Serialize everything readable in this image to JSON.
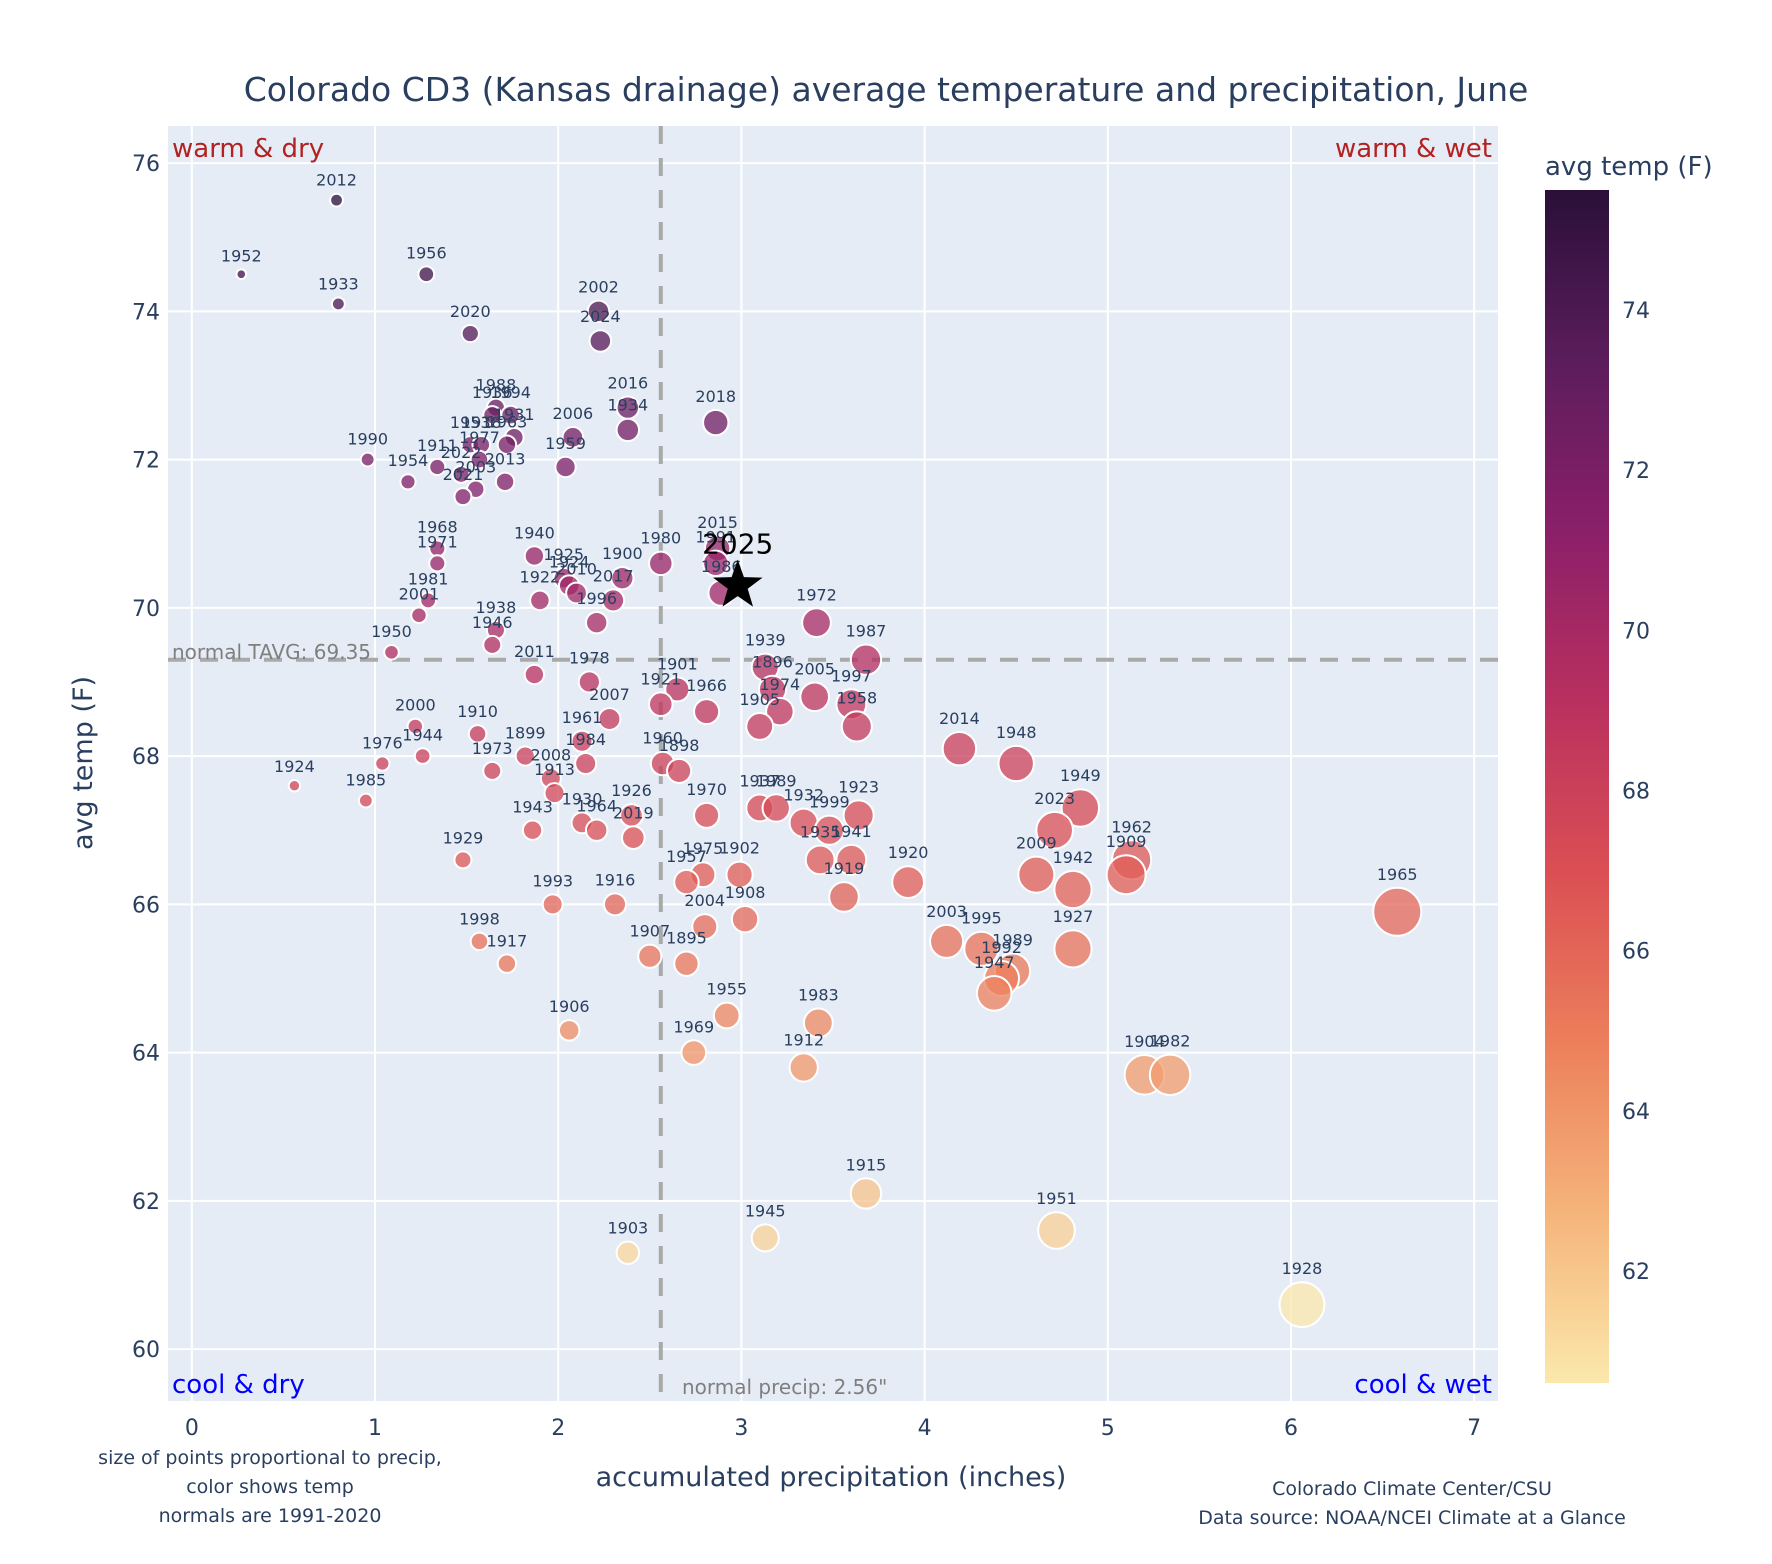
{
  "chart_data": {
    "type": "scatter",
    "title": "Colorado CD3 (Kansas drainage) average temperature and precipitation, June",
    "xlabel": "accumulated precipitation (inches)",
    "ylabel": "avg temp (F)",
    "xlim": [
      -0.13,
      7.13
    ],
    "ylim": [
      59.3,
      76.5
    ],
    "xticks": [
      0,
      1,
      2,
      3,
      4,
      5,
      6,
      7
    ],
    "yticks": [
      60,
      62,
      64,
      66,
      68,
      70,
      72,
      74,
      76
    ],
    "grid": true,
    "colorbar": {
      "title": "avg temp (F)",
      "range": [
        60.6,
        75.5
      ],
      "ticks": [
        62,
        64,
        66,
        68,
        70,
        72,
        74
      ],
      "colorscale": [
        "#fbe8ac",
        "#f5b47a",
        "#ec7f5b",
        "#db4f54",
        "#b9305f",
        "#8b1f6a",
        "#5b1d5c",
        "#2a0f38"
      ]
    },
    "reference_lines": {
      "normal_precip": 2.56,
      "normal_precip_label": "normal precip: 2.56\"",
      "normal_tavg": 69.3,
      "normal_tavg_label": "normal TAVG: 69.35"
    },
    "quadrant_labels": {
      "top_left": "warm & dry",
      "top_right": "warm & wet",
      "bottom_left": "cool & dry",
      "bottom_right": "cool & wet",
      "warm_color": "#b22222",
      "cool_color": "#0000ff"
    },
    "highlight": {
      "label": "2025",
      "x": 2.98,
      "y": 70.3,
      "marker": "star"
    },
    "size_note": [
      "size of points proportional to precip,",
      "color shows temp",
      "normals are 1991-2020"
    ],
    "credit": [
      "Colorado Climate Center/CSU",
      "Data source: NOAA/NCEI Climate at a Glance"
    ],
    "points": [
      {
        "year": "2012",
        "x": 0.79,
        "y": 75.5
      },
      {
        "year": "1952",
        "x": 0.27,
        "y": 74.5
      },
      {
        "year": "1956",
        "x": 1.28,
        "y": 74.5
      },
      {
        "year": "1933",
        "x": 0.8,
        "y": 74.1
      },
      {
        "year": "2002",
        "x": 2.22,
        "y": 74.0
      },
      {
        "year": "2024",
        "x": 2.23,
        "y": 73.6
      },
      {
        "year": "2020",
        "x": 1.52,
        "y": 73.7
      },
      {
        "year": "1988",
        "x": 1.66,
        "y": 72.7
      },
      {
        "year": "1994",
        "x": 1.74,
        "y": 72.6
      },
      {
        "year": "1936",
        "x": 1.64,
        "y": 72.6
      },
      {
        "year": "1931",
        "x": 1.76,
        "y": 72.3
      },
      {
        "year": "1953",
        "x": 1.52,
        "y": 72.2
      },
      {
        "year": "1918",
        "x": 1.58,
        "y": 72.2
      },
      {
        "year": "2016",
        "x": 2.38,
        "y": 72.7
      },
      {
        "year": "1934",
        "x": 2.38,
        "y": 72.4
      },
      {
        "year": "2006",
        "x": 2.08,
        "y": 72.3
      },
      {
        "year": "2018",
        "x": 2.86,
        "y": 72.5
      },
      {
        "year": "1990",
        "x": 0.96,
        "y": 72.0
      },
      {
        "year": "1911",
        "x": 1.34,
        "y": 71.9
      },
      {
        "year": "1977",
        "x": 1.57,
        "y": 72.0
      },
      {
        "year": "1963",
        "x": 1.72,
        "y": 72.2
      },
      {
        "year": "1959",
        "x": 2.04,
        "y": 71.9
      },
      {
        "year": "1954",
        "x": 1.18,
        "y": 71.7
      },
      {
        "year": "2022",
        "x": 1.47,
        "y": 71.8
      },
      {
        "year": "2003x",
        "x": 1.55,
        "y": 71.6
      },
      {
        "year": "2013",
        "x": 1.71,
        "y": 71.7
      },
      {
        "year": "2021",
        "x": 1.48,
        "y": 71.5
      },
      {
        "year": "1968",
        "x": 1.34,
        "y": 70.8
      },
      {
        "year": "1971",
        "x": 1.34,
        "y": 70.6
      },
      {
        "year": "1940",
        "x": 1.87,
        "y": 70.7
      },
      {
        "year": "1925",
        "x": 2.03,
        "y": 70.4
      },
      {
        "year": "1924x",
        "x": 2.06,
        "y": 70.3
      },
      {
        "year": "1900",
        "x": 2.35,
        "y": 70.4
      },
      {
        "year": "1980",
        "x": 2.56,
        "y": 70.6
      },
      {
        "year": "2015",
        "x": 2.87,
        "y": 70.8
      },
      {
        "year": "1991",
        "x": 2.86,
        "y": 70.6
      },
      {
        "year": "1986",
        "x": 2.89,
        "y": 70.2
      },
      {
        "year": "1981",
        "x": 1.29,
        "y": 70.1
      },
      {
        "year": "1922",
        "x": 1.9,
        "y": 70.1
      },
      {
        "year": "2010",
        "x": 2.1,
        "y": 70.2
      },
      {
        "year": "2017",
        "x": 2.3,
        "y": 70.1
      },
      {
        "year": "2001",
        "x": 1.24,
        "y": 69.9
      },
      {
        "year": "1938",
        "x": 1.66,
        "y": 69.7
      },
      {
        "year": "1996",
        "x": 2.21,
        "y": 69.8
      },
      {
        "year": "1972",
        "x": 3.41,
        "y": 69.8
      },
      {
        "year": "1987",
        "x": 3.68,
        "y": 69.3
      },
      {
        "year": "1950",
        "x": 1.09,
        "y": 69.4
      },
      {
        "year": "1946",
        "x": 1.64,
        "y": 69.5
      },
      {
        "year": "2011",
        "x": 1.87,
        "y": 69.1
      },
      {
        "year": "1939",
        "x": 3.13,
        "y": 69.2
      },
      {
        "year": "1896",
        "x": 3.17,
        "y": 68.9
      },
      {
        "year": "2005",
        "x": 3.4,
        "y": 68.8
      },
      {
        "year": "1997",
        "x": 3.6,
        "y": 68.7
      },
      {
        "year": "1974",
        "x": 3.21,
        "y": 68.6
      },
      {
        "year": "1905",
        "x": 3.1,
        "y": 68.4
      },
      {
        "year": "1958",
        "x": 3.63,
        "y": 68.4
      },
      {
        "year": "1978",
        "x": 2.17,
        "y": 69.0
      },
      {
        "year": "1901",
        "x": 2.65,
        "y": 68.9
      },
      {
        "year": "1921",
        "x": 2.56,
        "y": 68.7
      },
      {
        "year": "1966",
        "x": 2.81,
        "y": 68.6
      },
      {
        "year": "2007",
        "x": 2.28,
        "y": 68.5
      },
      {
        "year": "2000",
        "x": 1.22,
        "y": 68.4
      },
      {
        "year": "1910",
        "x": 1.56,
        "y": 68.3
      },
      {
        "year": "1961",
        "x": 2.13,
        "y": 68.2
      },
      {
        "year": "1944",
        "x": 1.26,
        "y": 68.0
      },
      {
        "year": "1899",
        "x": 1.82,
        "y": 68.0
      },
      {
        "year": "1960",
        "x": 2.57,
        "y": 67.9
      },
      {
        "year": "1898",
        "x": 2.66,
        "y": 67.8
      },
      {
        "year": "1976",
        "x": 1.04,
        "y": 67.9
      },
      {
        "year": "1984",
        "x": 2.15,
        "y": 67.9
      },
      {
        "year": "1973",
        "x": 1.64,
        "y": 67.8
      },
      {
        "year": "2008",
        "x": 1.96,
        "y": 67.7
      },
      {
        "year": "1913",
        "x": 1.98,
        "y": 67.5
      },
      {
        "year": "2014",
        "x": 4.19,
        "y": 68.1
      },
      {
        "year": "1948",
        "x": 4.5,
        "y": 67.9
      },
      {
        "year": "1924",
        "x": 0.56,
        "y": 67.6
      },
      {
        "year": "1985",
        "x": 0.95,
        "y": 67.4
      },
      {
        "year": "1949",
        "x": 4.85,
        "y": 67.3
      },
      {
        "year": "1937",
        "x": 3.1,
        "y": 67.3
      },
      {
        "year": "1989",
        "x": 3.19,
        "y": 67.3
      },
      {
        "year": "1970",
        "x": 2.81,
        "y": 67.2
      },
      {
        "year": "1932",
        "x": 3.34,
        "y": 67.1
      },
      {
        "year": "1923",
        "x": 3.64,
        "y": 67.2
      },
      {
        "year": "1999",
        "x": 3.48,
        "y": 67.0
      },
      {
        "year": "1926",
        "x": 2.4,
        "y": 67.2
      },
      {
        "year": "1930",
        "x": 2.13,
        "y": 67.1
      },
      {
        "year": "1964",
        "x": 2.21,
        "y": 67.0
      },
      {
        "year": "1943",
        "x": 1.86,
        "y": 67.0
      },
      {
        "year": "2019",
        "x": 2.41,
        "y": 66.9
      },
      {
        "year": "2023",
        "x": 4.71,
        "y": 67.0
      },
      {
        "year": "1962",
        "x": 5.13,
        "y": 66.6
      },
      {
        "year": "1935",
        "x": 3.43,
        "y": 66.6
      },
      {
        "year": "1941",
        "x": 3.6,
        "y": 66.6
      },
      {
        "year": "1929",
        "x": 1.48,
        "y": 66.6
      },
      {
        "year": "2009",
        "x": 4.61,
        "y": 66.4
      },
      {
        "year": "1909",
        "x": 5.1,
        "y": 66.4
      },
      {
        "year": "1942",
        "x": 4.81,
        "y": 66.2
      },
      {
        "year": "1920",
        "x": 3.91,
        "y": 66.3
      },
      {
        "year": "1919",
        "x": 3.56,
        "y": 66.1
      },
      {
        "year": "1975",
        "x": 2.79,
        "y": 66.4
      },
      {
        "year": "1902",
        "x": 2.99,
        "y": 66.4
      },
      {
        "year": "1957",
        "x": 2.7,
        "y": 66.3
      },
      {
        "year": "1908",
        "x": 3.02,
        "y": 65.8
      },
      {
        "year": "1993",
        "x": 1.97,
        "y": 66.0
      },
      {
        "year": "1916",
        "x": 2.31,
        "y": 66.0
      },
      {
        "year": "1965",
        "x": 6.58,
        "y": 65.9
      },
      {
        "year": "2003",
        "x": 4.12,
        "y": 65.5
      },
      {
        "year": "1995",
        "x": 4.31,
        "y": 65.4
      },
      {
        "year": "1927",
        "x": 4.81,
        "y": 65.4
      },
      {
        "year": "1989x",
        "x": 4.48,
        "y": 65.1
      },
      {
        "year": "1992",
        "x": 4.42,
        "y": 65.0
      },
      {
        "year": "1947",
        "x": 4.38,
        "y": 64.8
      },
      {
        "year": "2004",
        "x": 2.8,
        "y": 65.7
      },
      {
        "year": "1998",
        "x": 1.57,
        "y": 65.5
      },
      {
        "year": "1895",
        "x": 2.7,
        "y": 65.2
      },
      {
        "year": "1907",
        "x": 2.5,
        "y": 65.3
      },
      {
        "year": "1917",
        "x": 1.72,
        "y": 65.2
      },
      {
        "year": "1955",
        "x": 2.92,
        "y": 64.5
      },
      {
        "year": "1983",
        "x": 3.42,
        "y": 64.4
      },
      {
        "year": "1906",
        "x": 2.06,
        "y": 64.3
      },
      {
        "year": "1969",
        "x": 2.74,
        "y": 64.0
      },
      {
        "year": "1912",
        "x": 3.34,
        "y": 63.8
      },
      {
        "year": "1904",
        "x": 5.2,
        "y": 63.7
      },
      {
        "year": "1982",
        "x": 5.34,
        "y": 63.7
      },
      {
        "year": "1915",
        "x": 3.68,
        "y": 62.1
      },
      {
        "year": "1951",
        "x": 4.72,
        "y": 61.6
      },
      {
        "year": "1945",
        "x": 3.13,
        "y": 61.5
      },
      {
        "year": "1903",
        "x": 2.38,
        "y": 61.3
      },
      {
        "year": "1928",
        "x": 6.06,
        "y": 60.6
      }
    ]
  }
}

Task directions ▸
Each line of the data that includes the word "points" counts once; report the total and nothing more.

Answer to the problem ▸
2